Task statement: Below are the records; locate each line with the word "application" and copy it.

Saved entries
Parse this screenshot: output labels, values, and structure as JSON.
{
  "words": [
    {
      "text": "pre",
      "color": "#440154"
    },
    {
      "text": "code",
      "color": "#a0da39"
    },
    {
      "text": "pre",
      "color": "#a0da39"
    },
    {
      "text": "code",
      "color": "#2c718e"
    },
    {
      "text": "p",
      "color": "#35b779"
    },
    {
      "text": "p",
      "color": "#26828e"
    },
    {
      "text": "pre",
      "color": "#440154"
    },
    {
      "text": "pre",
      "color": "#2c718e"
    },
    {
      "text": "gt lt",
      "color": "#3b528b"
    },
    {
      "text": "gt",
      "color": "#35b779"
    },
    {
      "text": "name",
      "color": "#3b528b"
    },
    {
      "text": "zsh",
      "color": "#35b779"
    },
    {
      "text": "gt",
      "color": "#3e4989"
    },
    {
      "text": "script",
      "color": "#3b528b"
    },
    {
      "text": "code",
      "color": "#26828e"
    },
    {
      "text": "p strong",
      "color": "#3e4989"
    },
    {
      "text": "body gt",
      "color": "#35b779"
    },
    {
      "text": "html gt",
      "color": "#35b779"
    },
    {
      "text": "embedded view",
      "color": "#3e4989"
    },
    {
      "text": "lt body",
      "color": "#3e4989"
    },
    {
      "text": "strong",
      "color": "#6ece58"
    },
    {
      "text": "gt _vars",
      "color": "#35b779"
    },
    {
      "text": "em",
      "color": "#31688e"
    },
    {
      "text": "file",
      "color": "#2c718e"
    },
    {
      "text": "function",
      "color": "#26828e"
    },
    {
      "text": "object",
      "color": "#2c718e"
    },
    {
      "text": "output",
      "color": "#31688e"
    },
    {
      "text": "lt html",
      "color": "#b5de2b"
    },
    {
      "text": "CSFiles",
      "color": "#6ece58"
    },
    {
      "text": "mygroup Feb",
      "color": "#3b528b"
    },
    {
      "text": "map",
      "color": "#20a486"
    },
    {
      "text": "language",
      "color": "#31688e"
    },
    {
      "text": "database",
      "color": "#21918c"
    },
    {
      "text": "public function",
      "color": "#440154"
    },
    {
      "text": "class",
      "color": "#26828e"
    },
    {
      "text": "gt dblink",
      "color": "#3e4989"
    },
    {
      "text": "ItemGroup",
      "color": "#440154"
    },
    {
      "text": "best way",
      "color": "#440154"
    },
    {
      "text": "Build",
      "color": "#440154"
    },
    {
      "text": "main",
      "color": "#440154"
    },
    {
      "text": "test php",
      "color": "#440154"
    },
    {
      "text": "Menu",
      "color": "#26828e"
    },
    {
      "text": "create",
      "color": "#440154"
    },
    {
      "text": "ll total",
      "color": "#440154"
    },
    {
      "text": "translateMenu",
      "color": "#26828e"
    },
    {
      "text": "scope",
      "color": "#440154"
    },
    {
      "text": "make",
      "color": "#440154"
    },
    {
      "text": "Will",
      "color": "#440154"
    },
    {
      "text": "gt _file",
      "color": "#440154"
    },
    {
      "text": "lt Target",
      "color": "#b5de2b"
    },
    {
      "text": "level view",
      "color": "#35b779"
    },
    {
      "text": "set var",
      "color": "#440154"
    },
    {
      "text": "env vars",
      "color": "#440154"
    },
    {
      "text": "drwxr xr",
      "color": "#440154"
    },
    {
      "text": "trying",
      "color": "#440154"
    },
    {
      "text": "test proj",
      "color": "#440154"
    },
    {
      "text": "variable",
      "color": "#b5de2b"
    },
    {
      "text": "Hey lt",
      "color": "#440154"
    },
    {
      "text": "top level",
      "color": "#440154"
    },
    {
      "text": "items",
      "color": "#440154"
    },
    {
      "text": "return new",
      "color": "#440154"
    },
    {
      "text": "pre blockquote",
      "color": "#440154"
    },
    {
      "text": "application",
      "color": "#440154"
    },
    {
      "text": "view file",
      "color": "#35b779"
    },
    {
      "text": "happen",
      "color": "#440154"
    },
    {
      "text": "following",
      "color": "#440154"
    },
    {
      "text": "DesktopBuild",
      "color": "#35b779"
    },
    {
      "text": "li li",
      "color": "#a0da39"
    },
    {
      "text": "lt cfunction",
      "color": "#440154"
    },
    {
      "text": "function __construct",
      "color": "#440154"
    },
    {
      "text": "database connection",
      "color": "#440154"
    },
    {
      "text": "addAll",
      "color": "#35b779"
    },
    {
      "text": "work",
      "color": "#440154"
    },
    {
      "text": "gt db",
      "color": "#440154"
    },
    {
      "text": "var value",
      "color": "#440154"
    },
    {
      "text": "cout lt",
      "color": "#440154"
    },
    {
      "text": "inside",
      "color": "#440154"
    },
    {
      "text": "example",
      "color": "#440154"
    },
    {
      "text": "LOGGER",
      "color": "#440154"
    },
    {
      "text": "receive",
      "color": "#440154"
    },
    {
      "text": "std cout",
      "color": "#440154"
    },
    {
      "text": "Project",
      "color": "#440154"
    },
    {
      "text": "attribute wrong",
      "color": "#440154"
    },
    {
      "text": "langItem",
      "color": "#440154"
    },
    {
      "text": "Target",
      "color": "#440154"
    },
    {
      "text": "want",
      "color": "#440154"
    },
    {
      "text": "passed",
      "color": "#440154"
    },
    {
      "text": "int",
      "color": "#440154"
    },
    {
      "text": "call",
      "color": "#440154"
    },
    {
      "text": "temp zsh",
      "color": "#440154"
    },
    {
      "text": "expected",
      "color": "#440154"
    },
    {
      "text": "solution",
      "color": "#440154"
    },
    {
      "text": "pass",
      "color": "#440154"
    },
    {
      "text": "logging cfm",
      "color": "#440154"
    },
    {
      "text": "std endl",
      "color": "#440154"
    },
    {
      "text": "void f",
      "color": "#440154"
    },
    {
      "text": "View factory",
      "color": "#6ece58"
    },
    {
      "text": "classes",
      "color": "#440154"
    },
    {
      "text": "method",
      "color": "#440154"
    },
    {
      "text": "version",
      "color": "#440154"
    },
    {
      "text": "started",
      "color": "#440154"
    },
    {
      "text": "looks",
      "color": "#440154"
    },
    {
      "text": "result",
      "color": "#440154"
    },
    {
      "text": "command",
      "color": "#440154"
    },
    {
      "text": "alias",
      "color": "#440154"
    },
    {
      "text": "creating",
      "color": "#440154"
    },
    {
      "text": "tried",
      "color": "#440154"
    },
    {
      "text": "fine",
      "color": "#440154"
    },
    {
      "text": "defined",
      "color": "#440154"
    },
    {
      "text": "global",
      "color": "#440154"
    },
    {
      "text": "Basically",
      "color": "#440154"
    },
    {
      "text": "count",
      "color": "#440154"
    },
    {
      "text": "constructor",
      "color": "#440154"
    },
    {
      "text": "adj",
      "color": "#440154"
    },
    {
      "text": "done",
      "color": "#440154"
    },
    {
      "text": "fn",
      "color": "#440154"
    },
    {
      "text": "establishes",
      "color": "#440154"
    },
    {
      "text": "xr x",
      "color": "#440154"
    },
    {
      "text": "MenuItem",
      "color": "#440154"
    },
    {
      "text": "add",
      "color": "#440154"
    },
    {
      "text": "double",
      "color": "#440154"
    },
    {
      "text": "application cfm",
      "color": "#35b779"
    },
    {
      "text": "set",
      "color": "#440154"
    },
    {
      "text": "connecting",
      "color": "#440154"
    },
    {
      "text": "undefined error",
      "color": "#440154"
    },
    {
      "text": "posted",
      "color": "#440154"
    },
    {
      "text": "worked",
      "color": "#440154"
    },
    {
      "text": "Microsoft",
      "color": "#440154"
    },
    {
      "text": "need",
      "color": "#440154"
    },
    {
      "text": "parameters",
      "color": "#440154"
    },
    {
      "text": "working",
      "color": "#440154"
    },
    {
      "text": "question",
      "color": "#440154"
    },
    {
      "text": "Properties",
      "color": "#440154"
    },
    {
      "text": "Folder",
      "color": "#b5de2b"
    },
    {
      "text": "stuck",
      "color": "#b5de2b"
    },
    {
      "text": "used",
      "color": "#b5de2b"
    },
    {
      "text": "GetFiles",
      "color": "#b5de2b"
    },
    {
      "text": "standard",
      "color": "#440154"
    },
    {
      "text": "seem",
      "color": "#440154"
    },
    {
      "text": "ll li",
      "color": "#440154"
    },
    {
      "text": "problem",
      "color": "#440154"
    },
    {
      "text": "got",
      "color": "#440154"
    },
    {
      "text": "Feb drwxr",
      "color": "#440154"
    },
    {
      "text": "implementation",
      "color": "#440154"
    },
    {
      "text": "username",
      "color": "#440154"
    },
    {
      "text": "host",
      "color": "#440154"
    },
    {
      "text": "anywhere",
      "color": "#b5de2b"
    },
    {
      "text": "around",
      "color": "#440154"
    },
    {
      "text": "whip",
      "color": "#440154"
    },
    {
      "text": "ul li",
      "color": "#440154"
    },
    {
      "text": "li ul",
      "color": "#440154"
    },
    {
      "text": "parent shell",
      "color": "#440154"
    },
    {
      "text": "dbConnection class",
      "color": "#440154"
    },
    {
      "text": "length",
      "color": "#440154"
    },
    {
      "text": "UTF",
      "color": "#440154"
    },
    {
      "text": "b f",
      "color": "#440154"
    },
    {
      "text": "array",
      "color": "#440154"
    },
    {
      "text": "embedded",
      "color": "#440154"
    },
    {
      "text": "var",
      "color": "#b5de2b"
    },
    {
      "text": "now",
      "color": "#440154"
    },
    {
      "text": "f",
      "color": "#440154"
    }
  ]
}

Exercise answer:
      "text": "application",
      "text": "application cfm",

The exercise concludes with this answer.